Stored dataset items
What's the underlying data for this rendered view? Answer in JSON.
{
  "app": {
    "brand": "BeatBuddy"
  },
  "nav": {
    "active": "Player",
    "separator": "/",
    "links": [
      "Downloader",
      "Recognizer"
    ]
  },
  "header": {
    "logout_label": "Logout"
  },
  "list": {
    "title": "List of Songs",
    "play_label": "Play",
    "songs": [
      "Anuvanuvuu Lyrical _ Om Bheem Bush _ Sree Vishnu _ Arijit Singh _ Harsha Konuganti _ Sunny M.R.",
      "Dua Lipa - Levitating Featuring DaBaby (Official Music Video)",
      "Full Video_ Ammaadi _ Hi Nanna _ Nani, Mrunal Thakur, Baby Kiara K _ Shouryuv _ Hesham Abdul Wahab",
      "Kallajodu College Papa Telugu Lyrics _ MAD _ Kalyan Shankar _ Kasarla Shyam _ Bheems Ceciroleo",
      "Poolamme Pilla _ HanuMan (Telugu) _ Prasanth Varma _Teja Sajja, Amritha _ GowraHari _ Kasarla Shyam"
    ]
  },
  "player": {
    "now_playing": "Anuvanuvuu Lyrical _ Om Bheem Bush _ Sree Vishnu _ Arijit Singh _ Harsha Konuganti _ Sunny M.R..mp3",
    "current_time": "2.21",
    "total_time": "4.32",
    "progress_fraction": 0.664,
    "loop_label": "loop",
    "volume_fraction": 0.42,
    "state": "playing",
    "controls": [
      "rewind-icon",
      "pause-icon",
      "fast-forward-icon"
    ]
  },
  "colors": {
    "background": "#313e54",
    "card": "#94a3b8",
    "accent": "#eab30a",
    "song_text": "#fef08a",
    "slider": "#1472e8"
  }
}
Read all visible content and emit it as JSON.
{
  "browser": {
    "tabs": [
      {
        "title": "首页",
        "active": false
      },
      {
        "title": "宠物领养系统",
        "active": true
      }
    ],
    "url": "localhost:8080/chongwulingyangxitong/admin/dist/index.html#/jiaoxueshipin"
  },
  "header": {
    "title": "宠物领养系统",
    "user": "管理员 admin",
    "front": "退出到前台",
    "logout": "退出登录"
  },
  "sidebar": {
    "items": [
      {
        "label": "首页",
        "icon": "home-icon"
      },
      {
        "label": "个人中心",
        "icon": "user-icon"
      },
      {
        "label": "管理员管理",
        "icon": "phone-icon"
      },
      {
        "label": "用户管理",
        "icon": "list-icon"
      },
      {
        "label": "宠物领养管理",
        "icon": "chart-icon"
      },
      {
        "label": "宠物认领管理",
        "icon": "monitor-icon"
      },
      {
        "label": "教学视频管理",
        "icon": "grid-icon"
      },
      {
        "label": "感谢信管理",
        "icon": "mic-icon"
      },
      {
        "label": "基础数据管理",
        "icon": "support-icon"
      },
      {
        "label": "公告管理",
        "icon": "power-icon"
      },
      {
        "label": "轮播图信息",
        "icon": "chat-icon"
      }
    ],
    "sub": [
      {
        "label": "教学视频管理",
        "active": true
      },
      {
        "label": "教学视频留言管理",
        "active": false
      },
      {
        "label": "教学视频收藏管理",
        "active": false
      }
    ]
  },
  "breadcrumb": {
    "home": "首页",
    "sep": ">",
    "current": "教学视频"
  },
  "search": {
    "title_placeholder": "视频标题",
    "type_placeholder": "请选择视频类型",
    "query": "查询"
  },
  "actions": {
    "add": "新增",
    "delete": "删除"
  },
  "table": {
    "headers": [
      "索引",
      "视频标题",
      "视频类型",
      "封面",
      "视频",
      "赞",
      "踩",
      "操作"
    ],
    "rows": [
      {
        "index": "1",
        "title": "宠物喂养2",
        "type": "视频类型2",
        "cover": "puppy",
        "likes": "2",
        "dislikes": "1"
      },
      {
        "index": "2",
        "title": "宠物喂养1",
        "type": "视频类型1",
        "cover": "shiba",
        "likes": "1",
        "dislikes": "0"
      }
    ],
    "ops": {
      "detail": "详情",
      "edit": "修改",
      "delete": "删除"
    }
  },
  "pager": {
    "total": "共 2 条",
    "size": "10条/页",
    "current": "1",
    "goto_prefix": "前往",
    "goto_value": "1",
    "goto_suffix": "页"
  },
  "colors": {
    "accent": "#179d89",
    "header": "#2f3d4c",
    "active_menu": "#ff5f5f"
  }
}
...
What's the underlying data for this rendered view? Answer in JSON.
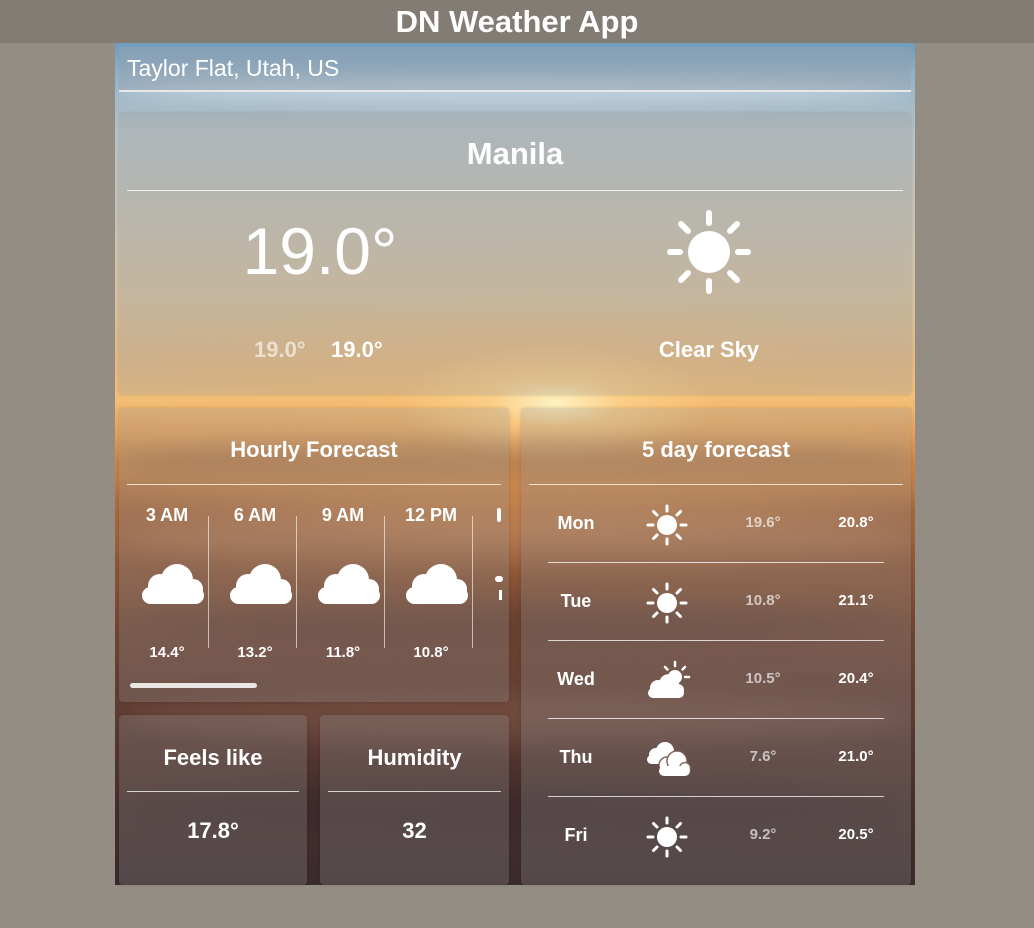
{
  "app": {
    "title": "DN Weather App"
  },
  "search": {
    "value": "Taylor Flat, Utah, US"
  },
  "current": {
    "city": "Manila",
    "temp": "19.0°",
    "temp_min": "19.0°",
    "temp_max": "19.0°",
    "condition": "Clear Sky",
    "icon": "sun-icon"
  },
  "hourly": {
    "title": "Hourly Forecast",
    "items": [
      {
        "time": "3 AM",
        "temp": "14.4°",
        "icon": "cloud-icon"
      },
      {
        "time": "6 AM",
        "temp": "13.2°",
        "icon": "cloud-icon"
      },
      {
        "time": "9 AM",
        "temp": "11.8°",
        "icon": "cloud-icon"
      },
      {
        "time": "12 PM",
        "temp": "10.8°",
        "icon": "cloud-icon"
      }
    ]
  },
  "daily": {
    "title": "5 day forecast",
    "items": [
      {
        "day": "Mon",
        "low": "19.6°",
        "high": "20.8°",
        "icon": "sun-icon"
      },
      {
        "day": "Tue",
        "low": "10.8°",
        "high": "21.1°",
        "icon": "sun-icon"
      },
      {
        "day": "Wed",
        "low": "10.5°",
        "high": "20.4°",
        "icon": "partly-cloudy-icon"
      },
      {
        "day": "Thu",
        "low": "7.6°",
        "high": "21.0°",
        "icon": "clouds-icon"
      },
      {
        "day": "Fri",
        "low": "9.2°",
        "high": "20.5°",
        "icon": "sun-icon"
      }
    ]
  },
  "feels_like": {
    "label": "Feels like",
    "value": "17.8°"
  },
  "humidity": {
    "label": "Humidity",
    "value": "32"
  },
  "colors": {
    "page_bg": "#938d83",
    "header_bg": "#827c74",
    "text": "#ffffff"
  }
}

— Description of the task —
Extract each line holding the string "Konuganti".

— Output below —
      "Anuvanuvuu Lyrical _ Om Bheem Bush _ Sree Vishnu _ Arijit Singh _ Harsha Konuganti _ Sunny M.R.",
    "now_playing": "Anuvanuvuu Lyrical _ Om Bheem Bush _ Sree Vishnu _ Arijit Singh _ Harsha Konuganti _ Sunny M.R..mp3",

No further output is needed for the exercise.